# WHAT IS BEING ASKED:
Exclude the pictures and return every line exactly as written.

## BEGIN PROVIDED RECORDS

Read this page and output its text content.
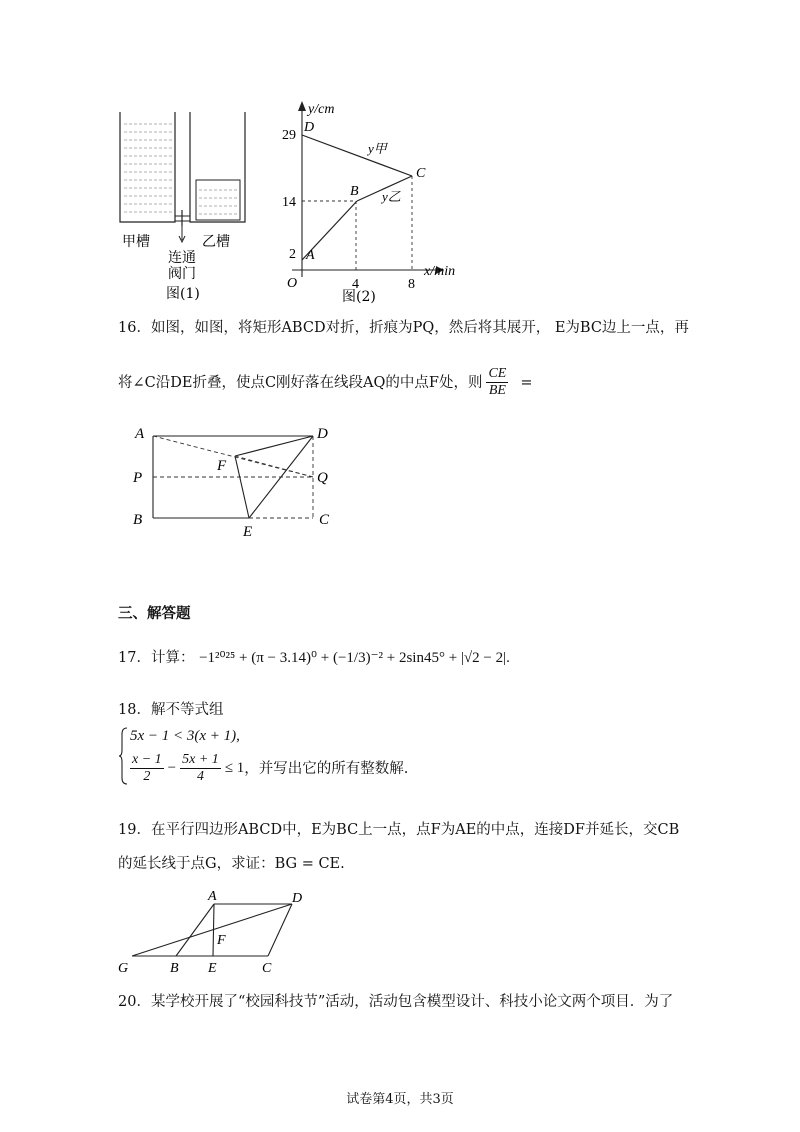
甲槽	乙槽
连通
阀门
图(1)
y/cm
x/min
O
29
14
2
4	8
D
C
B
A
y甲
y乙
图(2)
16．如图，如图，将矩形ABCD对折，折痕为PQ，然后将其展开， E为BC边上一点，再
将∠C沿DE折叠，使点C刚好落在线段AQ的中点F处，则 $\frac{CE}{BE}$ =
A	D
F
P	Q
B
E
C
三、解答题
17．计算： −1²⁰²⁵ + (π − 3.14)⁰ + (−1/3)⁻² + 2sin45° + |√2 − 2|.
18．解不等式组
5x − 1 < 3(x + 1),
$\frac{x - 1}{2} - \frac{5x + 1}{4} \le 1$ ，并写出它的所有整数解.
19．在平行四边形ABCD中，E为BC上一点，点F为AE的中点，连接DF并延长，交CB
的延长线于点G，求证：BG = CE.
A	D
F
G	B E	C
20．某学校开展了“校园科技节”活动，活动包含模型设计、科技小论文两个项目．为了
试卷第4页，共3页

## END PROVIDED RECORDS

# RESPONSE TO THE EXERCISE:
Read this page and output its text content.
甲槽	乙槽
连通
阀门
图(1)
y/cm
x/min
O
29
14
2
4	8
D
C
B
A
y甲
y乙
图(2)
16．如图，如图，将矩形ABCD对折，折痕为PQ，然后将其展开， E为BC边上一点，再
将∠C沿DE折叠，使点C刚好落在线段AQ的中点F处，则 $\frac{CE}{BE}$ =
A	D
F
P	Q
B
E
C
三、解答题
17．计算： −1²⁰²⁵ + (π − 3.14)⁰ + (−1/3)⁻² + 2sin45° + |√2 − 2|.
18．解不等式组
5x − 1 < 3(x + 1),
$\frac{x - 1}{2} - \frac{5x + 1}{4} \le 1$ ，并写出它的所有整数解.
19．在平行四边形ABCD中，E为BC上一点，点F为AE的中点，连接DF并延长，交CB
的延长线于点G，求证：BG = CE.
A	D
F
G	B E	C
20．某学校开展了“校园科技节”活动，活动包含模型设计、科技小论文两个项目．为了
试卷第4页，共3页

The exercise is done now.